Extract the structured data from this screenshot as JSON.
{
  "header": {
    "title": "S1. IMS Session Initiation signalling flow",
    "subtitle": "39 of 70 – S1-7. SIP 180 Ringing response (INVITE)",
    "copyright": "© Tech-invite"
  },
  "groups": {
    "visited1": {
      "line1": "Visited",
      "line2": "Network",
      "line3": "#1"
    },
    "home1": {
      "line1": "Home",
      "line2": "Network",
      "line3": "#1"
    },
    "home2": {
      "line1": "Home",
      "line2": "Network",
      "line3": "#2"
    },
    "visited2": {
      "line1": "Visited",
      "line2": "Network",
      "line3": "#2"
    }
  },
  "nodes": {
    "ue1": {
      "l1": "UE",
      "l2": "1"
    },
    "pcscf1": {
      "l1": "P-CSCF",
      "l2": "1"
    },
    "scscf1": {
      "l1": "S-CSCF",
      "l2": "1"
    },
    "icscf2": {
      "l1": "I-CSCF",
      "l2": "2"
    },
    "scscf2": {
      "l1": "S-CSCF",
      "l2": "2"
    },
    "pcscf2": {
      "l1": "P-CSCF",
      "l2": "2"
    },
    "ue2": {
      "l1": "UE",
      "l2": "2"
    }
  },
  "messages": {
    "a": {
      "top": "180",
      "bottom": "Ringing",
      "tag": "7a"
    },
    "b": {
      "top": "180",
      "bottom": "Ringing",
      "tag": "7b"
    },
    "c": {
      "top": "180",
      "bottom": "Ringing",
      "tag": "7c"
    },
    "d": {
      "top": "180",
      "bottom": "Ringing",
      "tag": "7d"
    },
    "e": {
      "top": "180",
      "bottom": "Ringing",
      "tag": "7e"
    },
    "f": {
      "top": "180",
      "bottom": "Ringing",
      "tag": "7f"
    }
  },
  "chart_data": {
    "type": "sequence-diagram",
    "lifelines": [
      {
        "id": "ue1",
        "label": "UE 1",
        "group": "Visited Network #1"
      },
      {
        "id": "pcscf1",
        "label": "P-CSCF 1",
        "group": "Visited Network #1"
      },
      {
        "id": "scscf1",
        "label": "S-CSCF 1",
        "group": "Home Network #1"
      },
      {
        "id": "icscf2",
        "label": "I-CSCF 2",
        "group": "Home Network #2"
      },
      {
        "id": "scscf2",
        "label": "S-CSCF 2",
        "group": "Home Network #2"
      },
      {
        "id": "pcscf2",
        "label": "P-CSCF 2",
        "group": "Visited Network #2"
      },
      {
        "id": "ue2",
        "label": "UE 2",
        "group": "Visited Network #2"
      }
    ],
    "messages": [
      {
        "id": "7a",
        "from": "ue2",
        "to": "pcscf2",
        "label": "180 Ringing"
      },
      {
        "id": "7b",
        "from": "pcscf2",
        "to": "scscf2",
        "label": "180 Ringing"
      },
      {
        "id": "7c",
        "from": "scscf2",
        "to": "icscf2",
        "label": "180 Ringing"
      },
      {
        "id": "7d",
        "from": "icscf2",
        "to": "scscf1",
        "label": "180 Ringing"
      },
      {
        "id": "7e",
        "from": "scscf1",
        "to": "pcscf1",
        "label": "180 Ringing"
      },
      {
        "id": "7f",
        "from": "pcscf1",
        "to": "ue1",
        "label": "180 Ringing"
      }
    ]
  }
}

-=-=-=-=-

## [GIVEN REQUEST]
Extract the listing in its entirety, matching it exactly.

## [EXERCISE ANSWER]
Extract the structured data from this screenshot as JSON.
{
  "header": {
    "title": "S1. IMS Session Initiation signalling flow",
    "subtitle": "39 of 70 – S1-7. SIP 180 Ringing response (INVITE)",
    "copyright": "© Tech-invite"
  },
  "groups": {
    "visited1": {
      "line1": "Visited",
      "line2": "Network",
      "line3": "#1"
    },
    "home1": {
      "line1": "Home",
      "line2": "Network",
      "line3": "#1"
    },
    "home2": {
      "line1": "Home",
      "line2": "Network",
      "line3": "#2"
    },
    "visited2": {
      "line1": "Visited",
      "line2": "Network",
      "line3": "#2"
    }
  },
  "nodes": {
    "ue1": {
      "l1": "UE",
      "l2": "1"
    },
    "pcscf1": {
      "l1": "P-CSCF",
      "l2": "1"
    },
    "scscf1": {
      "l1": "S-CSCF",
      "l2": "1"
    },
    "icscf2": {
      "l1": "I-CSCF",
      "l2": "2"
    },
    "scscf2": {
      "l1": "S-CSCF",
      "l2": "2"
    },
    "pcscf2": {
      "l1": "P-CSCF",
      "l2": "2"
    },
    "ue2": {
      "l1": "UE",
      "l2": "2"
    }
  },
  "messages": {
    "a": {
      "top": "180",
      "bottom": "Ringing",
      "tag": "7a"
    },
    "b": {
      "top": "180",
      "bottom": "Ringing",
      "tag": "7b"
    },
    "c": {
      "top": "180",
      "bottom": "Ringing",
      "tag": "7c"
    },
    "d": {
      "top": "180",
      "bottom": "Ringing",
      "tag": "7d"
    },
    "e": {
      "top": "180",
      "bottom": "Ringing",
      "tag": "7e"
    },
    "f": {
      "top": "180",
      "bottom": "Ringing",
      "tag": "7f"
    }
  },
  "chart_data": {
    "type": "sequence-diagram",
    "lifelines": [
      {
        "id": "ue1",
        "label": "UE 1",
        "group": "Visited Network #1"
      },
      {
        "id": "pcscf1",
        "label": "P-CSCF 1",
        "group": "Visited Network #1"
      },
      {
        "id": "scscf1",
        "label": "S-CSCF 1",
        "group": "Home Network #1"
      },
      {
        "id": "icscf2",
        "label": "I-CSCF 2",
        "group": "Home Network #2"
      },
      {
        "id": "scscf2",
        "label": "S-CSCF 2",
        "group": "Home Network #2"
      },
      {
        "id": "pcscf2",
        "label": "P-CSCF 2",
        "group": "Visited Network #2"
      },
      {
        "id": "ue2",
        "label": "UE 2",
        "group": "Visited Network #2"
      }
    ],
    "messages": [
      {
        "id": "7a",
        "from": "ue2",
        "to": "pcscf2",
        "label": "180 Ringing"
      },
      {
        "id": "7b",
        "from": "pcscf2",
        "to": "scscf2",
        "label": "180 Ringing"
      },
      {
        "id": "7c",
        "from": "scscf2",
        "to": "icscf2",
        "label": "180 Ringing"
      },
      {
        "id": "7d",
        "from": "icscf2",
        "to": "scscf1",
        "label": "180 Ringing"
      },
      {
        "id": "7e",
        "from": "scscf1",
        "to": "pcscf1",
        "label": "180 Ringing"
      },
      {
        "id": "7f",
        "from": "pcscf1",
        "to": "ue1",
        "label": "180 Ringing"
      }
    ]
  }
}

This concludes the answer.